(Figure collection entries)
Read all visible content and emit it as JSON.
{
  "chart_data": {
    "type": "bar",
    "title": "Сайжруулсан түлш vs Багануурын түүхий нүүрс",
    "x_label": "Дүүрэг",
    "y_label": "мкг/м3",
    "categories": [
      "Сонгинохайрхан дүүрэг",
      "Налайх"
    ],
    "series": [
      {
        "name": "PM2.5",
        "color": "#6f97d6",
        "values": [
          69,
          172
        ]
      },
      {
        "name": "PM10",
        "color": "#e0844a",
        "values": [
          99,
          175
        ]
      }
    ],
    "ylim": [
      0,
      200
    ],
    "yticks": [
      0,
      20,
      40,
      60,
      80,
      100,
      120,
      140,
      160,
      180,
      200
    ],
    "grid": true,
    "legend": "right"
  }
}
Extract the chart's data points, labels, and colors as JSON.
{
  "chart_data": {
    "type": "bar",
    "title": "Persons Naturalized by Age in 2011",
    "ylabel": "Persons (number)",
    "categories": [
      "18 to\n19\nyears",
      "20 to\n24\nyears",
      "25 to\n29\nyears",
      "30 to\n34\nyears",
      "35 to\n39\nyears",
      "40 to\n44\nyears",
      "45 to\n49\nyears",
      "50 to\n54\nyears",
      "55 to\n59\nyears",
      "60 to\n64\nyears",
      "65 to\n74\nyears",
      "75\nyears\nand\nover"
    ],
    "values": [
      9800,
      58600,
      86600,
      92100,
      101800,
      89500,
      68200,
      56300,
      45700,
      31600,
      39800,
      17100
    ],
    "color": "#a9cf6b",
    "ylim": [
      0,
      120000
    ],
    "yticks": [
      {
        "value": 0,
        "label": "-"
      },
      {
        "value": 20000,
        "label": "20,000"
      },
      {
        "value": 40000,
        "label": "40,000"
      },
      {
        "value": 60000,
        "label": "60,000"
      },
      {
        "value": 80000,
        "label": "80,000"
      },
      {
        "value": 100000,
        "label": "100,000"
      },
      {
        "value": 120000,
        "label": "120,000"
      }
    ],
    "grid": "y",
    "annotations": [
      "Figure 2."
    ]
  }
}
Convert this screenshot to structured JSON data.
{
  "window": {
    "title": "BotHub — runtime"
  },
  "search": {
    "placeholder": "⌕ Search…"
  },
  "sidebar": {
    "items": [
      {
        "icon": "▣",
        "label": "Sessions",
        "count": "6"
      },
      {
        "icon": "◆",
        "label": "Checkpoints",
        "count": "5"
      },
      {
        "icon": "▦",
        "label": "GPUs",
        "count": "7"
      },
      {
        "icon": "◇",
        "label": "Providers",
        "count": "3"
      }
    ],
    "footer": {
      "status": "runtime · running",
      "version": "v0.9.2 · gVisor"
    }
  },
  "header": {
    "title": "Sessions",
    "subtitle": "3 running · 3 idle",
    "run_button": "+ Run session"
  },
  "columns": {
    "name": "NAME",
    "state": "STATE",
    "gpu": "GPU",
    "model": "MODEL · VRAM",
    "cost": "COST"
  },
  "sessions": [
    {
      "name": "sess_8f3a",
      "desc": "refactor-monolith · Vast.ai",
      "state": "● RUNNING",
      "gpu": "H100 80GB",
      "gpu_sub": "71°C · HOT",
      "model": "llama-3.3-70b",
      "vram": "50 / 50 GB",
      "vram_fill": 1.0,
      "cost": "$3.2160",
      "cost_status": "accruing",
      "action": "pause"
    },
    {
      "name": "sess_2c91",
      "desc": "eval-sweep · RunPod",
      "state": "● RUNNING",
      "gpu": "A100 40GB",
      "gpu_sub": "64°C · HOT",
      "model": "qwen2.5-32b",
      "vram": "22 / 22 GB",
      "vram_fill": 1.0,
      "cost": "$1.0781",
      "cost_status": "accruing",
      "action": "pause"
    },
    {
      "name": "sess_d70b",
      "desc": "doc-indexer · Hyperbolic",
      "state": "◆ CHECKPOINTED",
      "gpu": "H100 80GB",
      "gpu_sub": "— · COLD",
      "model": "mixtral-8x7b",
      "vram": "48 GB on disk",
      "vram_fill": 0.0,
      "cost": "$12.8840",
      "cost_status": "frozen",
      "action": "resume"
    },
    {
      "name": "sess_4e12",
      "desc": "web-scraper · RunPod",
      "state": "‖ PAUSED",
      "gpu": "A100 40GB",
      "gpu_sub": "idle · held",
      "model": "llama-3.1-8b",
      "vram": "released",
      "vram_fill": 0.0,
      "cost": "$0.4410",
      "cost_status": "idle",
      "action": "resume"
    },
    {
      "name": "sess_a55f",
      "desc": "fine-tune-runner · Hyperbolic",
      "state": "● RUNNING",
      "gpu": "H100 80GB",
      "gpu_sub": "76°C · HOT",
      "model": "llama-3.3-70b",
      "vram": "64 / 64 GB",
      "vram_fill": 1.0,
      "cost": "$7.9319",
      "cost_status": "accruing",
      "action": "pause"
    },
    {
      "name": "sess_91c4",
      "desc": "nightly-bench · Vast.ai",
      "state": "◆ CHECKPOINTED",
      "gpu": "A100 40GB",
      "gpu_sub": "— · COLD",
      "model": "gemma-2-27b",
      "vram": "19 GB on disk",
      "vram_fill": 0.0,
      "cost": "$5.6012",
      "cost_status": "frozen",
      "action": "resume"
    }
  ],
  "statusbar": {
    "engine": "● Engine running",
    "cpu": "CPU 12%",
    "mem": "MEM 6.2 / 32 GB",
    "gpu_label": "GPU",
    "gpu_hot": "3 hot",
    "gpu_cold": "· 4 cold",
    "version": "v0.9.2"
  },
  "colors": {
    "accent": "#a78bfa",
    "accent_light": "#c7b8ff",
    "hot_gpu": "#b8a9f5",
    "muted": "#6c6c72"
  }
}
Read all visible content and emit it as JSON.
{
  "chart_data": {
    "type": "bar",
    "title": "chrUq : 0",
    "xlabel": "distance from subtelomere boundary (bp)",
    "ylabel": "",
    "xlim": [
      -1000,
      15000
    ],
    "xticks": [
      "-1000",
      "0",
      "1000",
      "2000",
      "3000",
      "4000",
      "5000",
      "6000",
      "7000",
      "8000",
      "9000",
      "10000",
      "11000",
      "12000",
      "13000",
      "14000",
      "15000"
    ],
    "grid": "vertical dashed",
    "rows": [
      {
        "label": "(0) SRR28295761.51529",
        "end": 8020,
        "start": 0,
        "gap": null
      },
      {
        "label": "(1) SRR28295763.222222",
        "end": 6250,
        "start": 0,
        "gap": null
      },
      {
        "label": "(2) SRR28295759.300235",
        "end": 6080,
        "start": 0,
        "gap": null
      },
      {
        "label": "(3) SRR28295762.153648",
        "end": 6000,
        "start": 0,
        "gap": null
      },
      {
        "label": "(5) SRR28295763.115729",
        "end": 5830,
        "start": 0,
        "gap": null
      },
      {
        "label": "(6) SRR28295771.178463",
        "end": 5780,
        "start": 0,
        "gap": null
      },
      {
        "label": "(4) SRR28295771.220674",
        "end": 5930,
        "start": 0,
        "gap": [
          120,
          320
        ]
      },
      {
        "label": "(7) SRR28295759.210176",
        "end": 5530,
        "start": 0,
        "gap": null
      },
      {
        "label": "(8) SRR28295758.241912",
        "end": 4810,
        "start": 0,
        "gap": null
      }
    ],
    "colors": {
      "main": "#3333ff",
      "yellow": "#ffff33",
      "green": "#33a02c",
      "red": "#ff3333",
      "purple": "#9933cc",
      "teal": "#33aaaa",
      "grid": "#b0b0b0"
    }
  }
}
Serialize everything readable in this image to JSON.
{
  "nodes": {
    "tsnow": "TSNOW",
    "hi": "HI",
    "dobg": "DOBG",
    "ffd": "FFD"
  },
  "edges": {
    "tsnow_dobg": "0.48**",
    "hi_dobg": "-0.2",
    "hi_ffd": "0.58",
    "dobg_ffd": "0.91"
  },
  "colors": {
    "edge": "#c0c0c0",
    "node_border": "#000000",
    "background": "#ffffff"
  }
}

What the exercise asks
The word "JSON" may turn up on some lines of these records; say how many, with no other words.

Task response
5